**TO DO:** The records should be repeated word for word, pictures excluded.

[Rows from a dataset]
— START —

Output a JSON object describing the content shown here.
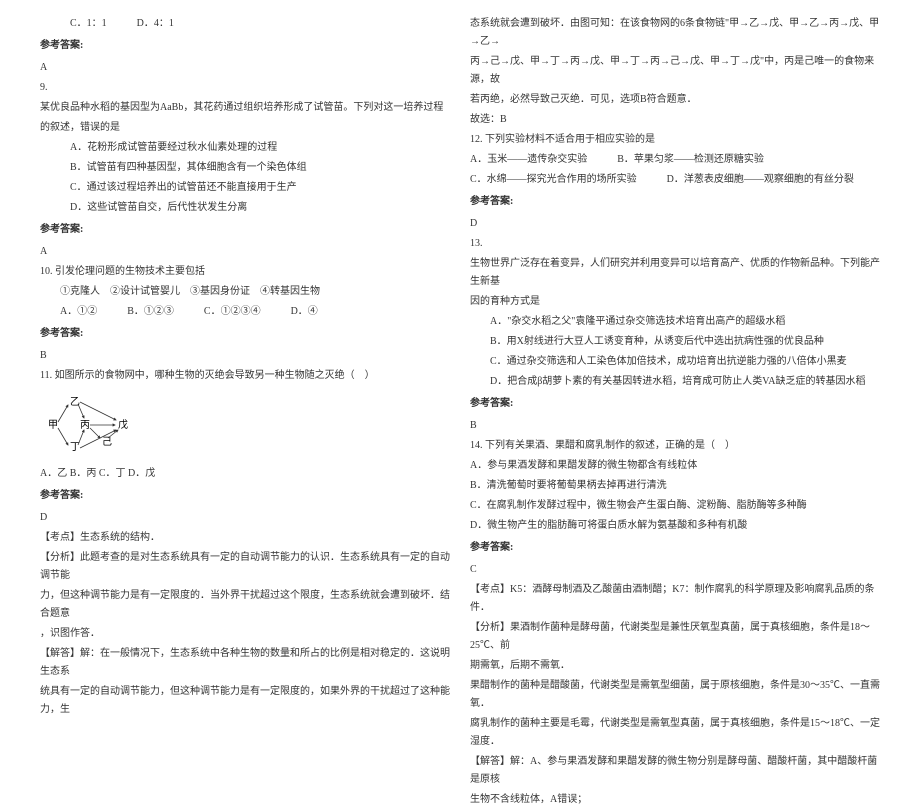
{
  "left": {
    "q8_opts": {
      "c": "C．1：1",
      "d": "D．4：1"
    },
    "q8_answer_label": "参考答案:",
    "q8_answer": "A",
    "q9_num": "9.",
    "q9_text1": "某优良品种水稻的基因型为AaBb，其花药通过组织培养形成了试管苗。下列对这一培养过程",
    "q9_text2": "的叙述，错误的是",
    "q9_a": "A．花粉形成试管苗要经过秋水仙素处理的过程",
    "q9_b": "B．试管苗有四种基因型，其体细胞含有一个染色体组",
    "q9_c": "C．通过该过程培养出的试管苗还不能直接用于生产",
    "q9_d": "D．这些试管苗自交，后代性状发生分离",
    "q9_answer_label": "参考答案:",
    "q9_answer": "A",
    "q10_text": "10. 引发伦理问题的生物技术主要包括",
    "q10_opts1": "①克隆人　②设计试管婴儿　③基因身份证　④转基因生物",
    "q10_a": "A．①②",
    "q10_b": "B．①②③",
    "q10_c": "C．①②③④",
    "q10_d": "D．④",
    "q10_answer_label": "参考答案:",
    "q10_answer": "B",
    "q11_text": "11. 如图所示的食物网中，哪种生物的灭绝会导致另一种生物随之灭绝（　）",
    "q11_opts": "A．乙 B．丙 C．丁 D．戊",
    "q11_answer_label": "参考答案:",
    "q11_answer": "D",
    "q11_kaodian": "【考点】生态系统的结构．",
    "q11_fenxi1": "【分析】此题考查的是对生态系统具有一定的自动调节能力的认识．生态系统具有一定的自动调节能",
    "q11_fenxi2": "力，但这种调节能力是有一定限度的．当外界干扰超过这个限度，生态系统就会遭到破坏．结合题意",
    "q11_fenxi3": "，识图作答．",
    "q11_jieda1": "【解答】解：在一般情况下，生态系统中各种生物的数量和所占的比例是相对稳定的．这说明生态系",
    "q11_jieda2": "统具有一定的自动调节能力，但这种调节能力是有一定限度的，如果外界的干扰超过了这种能力，生",
    "diagram_labels": {
      "jia": "甲",
      "yi": "乙",
      "bing": "丙",
      "ding": "丁",
      "wu": "戊",
      "ji": "己"
    }
  },
  "right": {
    "q11_cont1": "态系统就会遭到破坏．由图可知：在该食物网的6条食物链\"甲→乙→戊、甲→乙→丙→戊、甲→乙→",
    "q11_cont2": "丙→己→戊、甲→丁→丙→戊、甲→丁→丙→己→戊、甲→丁→戊\"中，丙是己唯一的食物来源，故",
    "q11_cont3": "若丙绝，必然导致己灭绝．可见，选项B符合题意．",
    "q11_cont4": "故选：B",
    "q12_text": "12. 下列实验材料不适合用于相应实验的是",
    "q12_a": "A．玉米——遗传杂交实验",
    "q12_b": "B．苹果匀浆——检测还原糖实验",
    "q12_c": "C．水绵——探究光合作用的场所实验",
    "q12_d": "D．洋葱表皮细胞——观察细胞的有丝分裂",
    "q12_answer_label": "参考答案:",
    "q12_answer": "D",
    "q13_num": "13.",
    "q13_text1": "生物世界广泛存在着变异，人们研究并利用变异可以培育高产、优质的作物新品种。下列能产生新基",
    "q13_text2": "因的育种方式是",
    "q13_a": "A．\"杂交水稻之父\"袁隆平通过杂交筛选技术培育出高产的超级水稻",
    "q13_b": "B．用X射线进行大豆人工诱变育种，从诱变后代中选出抗病性强的优良品种",
    "q13_c": "C．通过杂交筛选和人工染色体加倍技术，成功培育出抗逆能力强的八倍体小黑麦",
    "q13_d": "D．把合成β胡萝卜素的有关基因转进水稻，培育成可防止人类VA缺乏症的转基因水稻",
    "q13_answer_label": "参考答案:",
    "q13_answer": "B",
    "q14_text": "14. 下列有关果酒、果醋和腐乳制作的叙述，正确的是（　）",
    "q14_a": "A．参与果酒发酵和果醋发酵的微生物都含有线粒体",
    "q14_b": "B．清洗葡萄时要将葡萄果柄去掉再进行清洗",
    "q14_c": "C．在腐乳制作发酵过程中，微生物会产生蛋白酶、淀粉酶、脂肪酶等多种酶",
    "q14_d": "D．微生物产生的脂肪酶可将蛋白质水解为氨基酸和多种有机酸",
    "q14_answer_label": "参考答案:",
    "q14_answer": "C",
    "q14_kaodian": "【考点】K5：酒酵母制酒及乙酸菌由酒制醋；K7：制作腐乳的科学原理及影响腐乳品质的条件．",
    "q14_fenxi1": "【分析】果酒制作菌种是酵母菌，代谢类型是兼性厌氧型真菌，属于真核细胞，条件是18～25℃、前",
    "q14_fenxi2": "期需氧，后期不需氧．",
    "q14_fenxi3": "果醋制作的菌种是醋酸菌，代谢类型是需氧型细菌，属于原核细胞，条件是30～35℃、一直需氧．",
    "q14_fenxi4": "腐乳制作的菌种主要是毛霉，代谢类型是需氧型真菌，属于真核细胞，条件是15～18℃、一定湿度．",
    "q14_jieda1": "【解答】解：A、参与果酒发酵和果醋发酵的微生物分别是酵母菌、醋酸杆菌，其中醋酸杆菌是原核",
    "q14_jieda2": "生物不含线粒体，A错误；"
  }
}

— END —

**WRITTEN SOLUTION:**
Output a JSON object describing the content shown here.
{
  "left": {
    "q8_opts": {
      "c": "C．1：1",
      "d": "D．4：1"
    },
    "q8_answer_label": "参考答案:",
    "q8_answer": "A",
    "q9_num": "9.",
    "q9_text1": "某优良品种水稻的基因型为AaBb，其花药通过组织培养形成了试管苗。下列对这一培养过程",
    "q9_text2": "的叙述，错误的是",
    "q9_a": "A．花粉形成试管苗要经过秋水仙素处理的过程",
    "q9_b": "B．试管苗有四种基因型，其体细胞含有一个染色体组",
    "q9_c": "C．通过该过程培养出的试管苗还不能直接用于生产",
    "q9_d": "D．这些试管苗自交，后代性状发生分离",
    "q9_answer_label": "参考答案:",
    "q9_answer": "A",
    "q10_text": "10. 引发伦理问题的生物技术主要包括",
    "q10_opts1": "①克隆人　②设计试管婴儿　③基因身份证　④转基因生物",
    "q10_a": "A．①②",
    "q10_b": "B．①②③",
    "q10_c": "C．①②③④",
    "q10_d": "D．④",
    "q10_answer_label": "参考答案:",
    "q10_answer": "B",
    "q11_text": "11. 如图所示的食物网中，哪种生物的灭绝会导致另一种生物随之灭绝（　）",
    "q11_opts": "A．乙 B．丙 C．丁 D．戊",
    "q11_answer_label": "参考答案:",
    "q11_answer": "D",
    "q11_kaodian": "【考点】生态系统的结构．",
    "q11_fenxi1": "【分析】此题考查的是对生态系统具有一定的自动调节能力的认识．生态系统具有一定的自动调节能",
    "q11_fenxi2": "力，但这种调节能力是有一定限度的．当外界干扰超过这个限度，生态系统就会遭到破坏．结合题意",
    "q11_fenxi3": "，识图作答．",
    "q11_jieda1": "【解答】解：在一般情况下，生态系统中各种生物的数量和所占的比例是相对稳定的．这说明生态系",
    "q11_jieda2": "统具有一定的自动调节能力，但这种调节能力是有一定限度的，如果外界的干扰超过了这种能力，生",
    "diagram_labels": {
      "jia": "甲",
      "yi": "乙",
      "bing": "丙",
      "ding": "丁",
      "wu": "戊",
      "ji": "己"
    }
  },
  "right": {
    "q11_cont1": "态系统就会遭到破坏．由图可知：在该食物网的6条食物链\"甲→乙→戊、甲→乙→丙→戊、甲→乙→",
    "q11_cont2": "丙→己→戊、甲→丁→丙→戊、甲→丁→丙→己→戊、甲→丁→戊\"中，丙是己唯一的食物来源，故",
    "q11_cont3": "若丙绝，必然导致己灭绝．可见，选项B符合题意．",
    "q11_cont4": "故选：B",
    "q12_text": "12. 下列实验材料不适合用于相应实验的是",
    "q12_a": "A．玉米——遗传杂交实验",
    "q12_b": "B．苹果匀浆——检测还原糖实验",
    "q12_c": "C．水绵——探究光合作用的场所实验",
    "q12_d": "D．洋葱表皮细胞——观察细胞的有丝分裂",
    "q12_answer_label": "参考答案:",
    "q12_answer": "D",
    "q13_num": "13.",
    "q13_text1": "生物世界广泛存在着变异，人们研究并利用变异可以培育高产、优质的作物新品种。下列能产生新基",
    "q13_text2": "因的育种方式是",
    "q13_a": "A．\"杂交水稻之父\"袁隆平通过杂交筛选技术培育出高产的超级水稻",
    "q13_b": "B．用X射线进行大豆人工诱变育种，从诱变后代中选出抗病性强的优良品种",
    "q13_c": "C．通过杂交筛选和人工染色体加倍技术，成功培育出抗逆能力强的八倍体小黑麦",
    "q13_d": "D．把合成β胡萝卜素的有关基因转进水稻，培育成可防止人类VA缺乏症的转基因水稻",
    "q13_answer_label": "参考答案:",
    "q13_answer": "B",
    "q14_text": "14. 下列有关果酒、果醋和腐乳制作的叙述，正确的是（　）",
    "q14_a": "A．参与果酒发酵和果醋发酵的微生物都含有线粒体",
    "q14_b": "B．清洗葡萄时要将葡萄果柄去掉再进行清洗",
    "q14_c": "C．在腐乳制作发酵过程中，微生物会产生蛋白酶、淀粉酶、脂肪酶等多种酶",
    "q14_d": "D．微生物产生的脂肪酶可将蛋白质水解为氨基酸和多种有机酸",
    "q14_answer_label": "参考答案:",
    "q14_answer": "C",
    "q14_kaodian": "【考点】K5：酒酵母制酒及乙酸菌由酒制醋；K7：制作腐乳的科学原理及影响腐乳品质的条件．",
    "q14_fenxi1": "【分析】果酒制作菌种是酵母菌，代谢类型是兼性厌氧型真菌，属于真核细胞，条件是18～25℃、前",
    "q14_fenxi2": "期需氧，后期不需氧．",
    "q14_fenxi3": "果醋制作的菌种是醋酸菌，代谢类型是需氧型细菌，属于原核细胞，条件是30～35℃、一直需氧．",
    "q14_fenxi4": "腐乳制作的菌种主要是毛霉，代谢类型是需氧型真菌，属于真核细胞，条件是15～18℃、一定湿度．",
    "q14_jieda1": "【解答】解：A、参与果酒发酵和果醋发酵的微生物分别是酵母菌、醋酸杆菌，其中醋酸杆菌是原核",
    "q14_jieda2": "生物不含线粒体，A错误；"
  }
}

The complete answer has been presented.